Render every entry exactly as it appears.

*** Listed entries ***

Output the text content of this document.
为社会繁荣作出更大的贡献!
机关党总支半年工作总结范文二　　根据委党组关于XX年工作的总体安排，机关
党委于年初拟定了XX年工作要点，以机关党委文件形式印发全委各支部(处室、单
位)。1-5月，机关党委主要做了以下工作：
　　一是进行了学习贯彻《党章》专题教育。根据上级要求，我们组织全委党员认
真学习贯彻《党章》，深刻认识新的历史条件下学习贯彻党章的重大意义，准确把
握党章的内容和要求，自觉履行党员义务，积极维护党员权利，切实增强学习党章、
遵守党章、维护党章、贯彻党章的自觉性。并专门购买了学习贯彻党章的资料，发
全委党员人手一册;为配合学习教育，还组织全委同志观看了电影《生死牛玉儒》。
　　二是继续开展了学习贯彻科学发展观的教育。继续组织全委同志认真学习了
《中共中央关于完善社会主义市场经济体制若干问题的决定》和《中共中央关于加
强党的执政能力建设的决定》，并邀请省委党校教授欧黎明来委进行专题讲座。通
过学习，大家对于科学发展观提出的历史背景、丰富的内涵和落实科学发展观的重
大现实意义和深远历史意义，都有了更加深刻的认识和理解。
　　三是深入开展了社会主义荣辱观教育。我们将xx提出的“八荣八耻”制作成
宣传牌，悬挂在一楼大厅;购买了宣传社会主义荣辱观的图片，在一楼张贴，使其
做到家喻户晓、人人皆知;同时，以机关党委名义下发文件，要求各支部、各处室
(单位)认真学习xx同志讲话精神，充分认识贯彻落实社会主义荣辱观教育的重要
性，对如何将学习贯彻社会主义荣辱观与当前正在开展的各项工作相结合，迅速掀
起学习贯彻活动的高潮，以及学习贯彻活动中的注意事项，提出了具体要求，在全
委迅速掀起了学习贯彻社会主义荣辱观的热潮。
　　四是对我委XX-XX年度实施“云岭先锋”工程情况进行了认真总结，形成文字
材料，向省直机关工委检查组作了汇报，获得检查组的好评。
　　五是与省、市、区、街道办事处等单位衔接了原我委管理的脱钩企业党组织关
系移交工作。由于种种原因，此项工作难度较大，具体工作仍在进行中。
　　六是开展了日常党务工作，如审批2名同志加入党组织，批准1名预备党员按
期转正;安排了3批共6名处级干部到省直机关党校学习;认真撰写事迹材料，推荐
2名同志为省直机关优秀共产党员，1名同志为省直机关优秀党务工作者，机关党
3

***

• [Completed exercise]:
Output the text content of this document.
为社会繁荣作出更大的贡献!
机关党总支半年工作总结范文二　　根据委党组关于XX年工作的总体安排，机关
党委于年初拟定了XX年工作要点，以机关党委文件形式印发全委各支部(处室、单
位)。1-5月，机关党委主要做了以下工作：
　　一是进行了学习贯彻《党章》专题教育。根据上级要求，我们组织全委党员认
真学习贯彻《党章》，深刻认识新的历史条件下学习贯彻党章的重大意义，准确把
握党章的内容和要求，自觉履行党员义务，积极维护党员权利，切实增强学习党章、
遵守党章、维护党章、贯彻党章的自觉性。并专门购买了学习贯彻党章的资料，发
全委党员人手一册;为配合学习教育，还组织全委同志观看了电影《生死牛玉儒》。
　　二是继续开展了学习贯彻科学发展观的教育。继续组织全委同志认真学习了
《中共中央关于完善社会主义市场经济体制若干问题的决定》和《中共中央关于加
强党的执政能力建设的决定》，并邀请省委党校教授欧黎明来委进行专题讲座。通
过学习，大家对于科学发展观提出的历史背景、丰富的内涵和落实科学发展观的重
大现实意义和深远历史意义，都有了更加深刻的认识和理解。
　　三是深入开展了社会主义荣辱观教育。我们将xx提出的“八荣八耻”制作成
宣传牌，悬挂在一楼大厅;购买了宣传社会主义荣辱观的图片，在一楼张贴，使其
做到家喻户晓、人人皆知;同时，以机关党委名义下发文件，要求各支部、各处室
(单位)认真学习xx同志讲话精神，充分认识贯彻落实社会主义荣辱观教育的重要
性，对如何将学习贯彻社会主义荣辱观与当前正在开展的各项工作相结合，迅速掀
起学习贯彻活动的高潮，以及学习贯彻活动中的注意事项，提出了具体要求，在全
委迅速掀起了学习贯彻社会主义荣辱观的热潮。
　　四是对我委XX-XX年度实施“云岭先锋”工程情况进行了认真总结，形成文字
材料，向省直机关工委检查组作了汇报，获得检查组的好评。
　　五是与省、市、区、街道办事处等单位衔接了原我委管理的脱钩企业党组织关
系移交工作。由于种种原因，此项工作难度较大，具体工作仍在进行中。
　　六是开展了日常党务工作，如审批2名同志加入党组织，批准1名预备党员按
期转正;安排了3批共6名处级干部到省直机关党校学习;认真撰写事迹材料，推荐
2名同志为省直机关优秀共产党员，1名同志为省直机关优秀党务工作者，机关党
3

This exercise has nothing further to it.